TASK PROMPT:
Copy each line in the data that includes the word "column".

DATASET CONTENT:
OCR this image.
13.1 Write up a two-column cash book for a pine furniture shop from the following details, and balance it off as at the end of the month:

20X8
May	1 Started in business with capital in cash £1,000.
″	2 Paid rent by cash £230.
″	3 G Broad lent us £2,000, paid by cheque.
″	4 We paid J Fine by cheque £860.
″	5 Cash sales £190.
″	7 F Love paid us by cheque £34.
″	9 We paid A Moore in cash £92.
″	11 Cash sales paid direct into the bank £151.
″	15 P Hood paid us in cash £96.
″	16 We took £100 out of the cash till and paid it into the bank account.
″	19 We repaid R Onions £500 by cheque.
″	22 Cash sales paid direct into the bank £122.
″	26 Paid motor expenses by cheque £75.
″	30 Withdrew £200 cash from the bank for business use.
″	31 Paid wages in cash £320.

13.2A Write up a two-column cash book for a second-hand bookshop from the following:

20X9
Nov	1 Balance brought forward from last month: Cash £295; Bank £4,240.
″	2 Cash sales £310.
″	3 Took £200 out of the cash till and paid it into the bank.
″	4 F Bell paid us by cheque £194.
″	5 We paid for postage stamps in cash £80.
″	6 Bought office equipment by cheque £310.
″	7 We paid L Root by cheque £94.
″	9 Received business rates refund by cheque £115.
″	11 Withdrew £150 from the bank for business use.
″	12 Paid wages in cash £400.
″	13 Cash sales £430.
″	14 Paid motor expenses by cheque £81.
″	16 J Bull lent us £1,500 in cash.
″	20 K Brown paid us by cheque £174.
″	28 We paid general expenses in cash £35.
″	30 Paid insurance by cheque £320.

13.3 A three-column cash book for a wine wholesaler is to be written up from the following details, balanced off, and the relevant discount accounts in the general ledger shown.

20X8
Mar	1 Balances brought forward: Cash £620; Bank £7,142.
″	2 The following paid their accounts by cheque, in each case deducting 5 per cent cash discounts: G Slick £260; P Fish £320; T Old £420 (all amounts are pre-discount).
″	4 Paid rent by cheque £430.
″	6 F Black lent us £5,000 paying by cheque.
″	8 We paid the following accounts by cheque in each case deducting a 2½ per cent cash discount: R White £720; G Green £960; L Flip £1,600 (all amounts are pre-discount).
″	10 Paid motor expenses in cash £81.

OUTPUT OF THE EXERCISE:
13.1 Write up a two-column cash book for a pine furniture shop from the following details, and balance it off as at the end of the month:
13.2A Write up a two-column cash book for a second-hand bookshop from the following:
13.3 A three-column cash book for a wine wholesaler is to be written up from the following details, balanced off, and the relevant discount accounts in the general ledger shown.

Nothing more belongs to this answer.